--- MATERIAL FOR THE TASK ---

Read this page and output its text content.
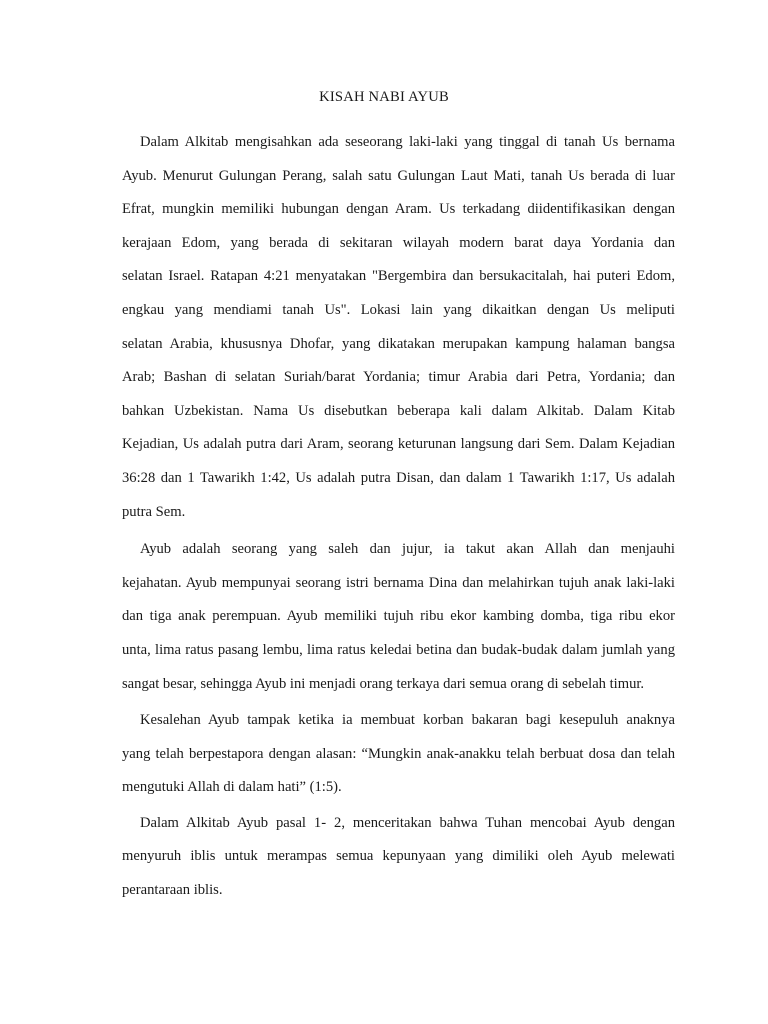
KISAH NABI AYUB
Dalam Alkitab mengisahkan ada seseorang laki-laki yang tinggal di tanah Us bernama
Ayub. Menurut Gulungan Perang, salah satu Gulungan Laut Mati, tanah Us berada di luar
Efrat, mungkin memiliki hubungan dengan Aram. Us terkadang diidentifikasikan dengan
kerajaan Edom, yang berada di sekitaran wilayah modern barat daya Yordania dan
selatan Israel. Ratapan 4:21 menyatakan "Bergembira dan bersukacitalah, hai puteri Edom,
engkau yang mendiami tanah Us". Lokasi lain yang dikaitkan dengan Us meliputi
selatan Arabia, khususnya Dhofar, yang dikatakan merupakan kampung halaman bangsa
Arab; Bashan di selatan Suriah/barat Yordania; timur Arabia dari Petra, Yordania; dan
bahkan Uzbekistan. Nama Us disebutkan beberapa kali dalam Alkitab. Dalam Kitab
Kejadian, Us adalah putra dari Aram, seorang keturunan langsung dari Sem. Dalam Kejadian
36:28 dan 1 Tawarikh 1:42, Us adalah putra Disan, dan dalam 1 Tawarikh 1:17, Us adalah
putra Sem.
Ayub adalah seorang yang saleh dan jujur, ia takut akan Allah dan menjauhi
kejahatan. Ayub mempunyai seorang istri bernama Dina dan melahirkan tujuh anak laki-laki
dan tiga anak perempuan. Ayub memiliki tujuh ribu ekor kambing domba, tiga ribu ekor
unta, lima ratus pasang lembu, lima ratus keledai betina dan budak-budak dalam jumlah yang
sangat besar, sehingga Ayub ini menjadi orang terkaya dari semua orang di sebelah timur.
Kesalehan Ayub tampak ketika ia membuat korban bakaran bagi kesepuluh anaknya
yang telah berpestapora dengan alasan: “Mungkin anak-anakku telah berbuat dosa dan telah
mengutuki Allah di dalam hati” (1:5).
Dalam Alkitab Ayub pasal 1- 2, menceritakan bahwa Tuhan mencobai Ayub dengan
menyuruh iblis untuk merampas semua kepunyaan yang dimiliki oleh Ayub melewati
perantaraan iblis.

---

> **INSTRUCTIONS FOR THE TASK**
Check every line of the data above for the string "Edom", and copy those that have it.

> **EXERCISE SOLUTION**
kerajaan Edom, yang berada di sekitaran wilayah modern barat daya Yordania dan
selatan Israel. Ratapan 4:21 menyatakan "Bergembira dan bersukacitalah, hai puteri Edom,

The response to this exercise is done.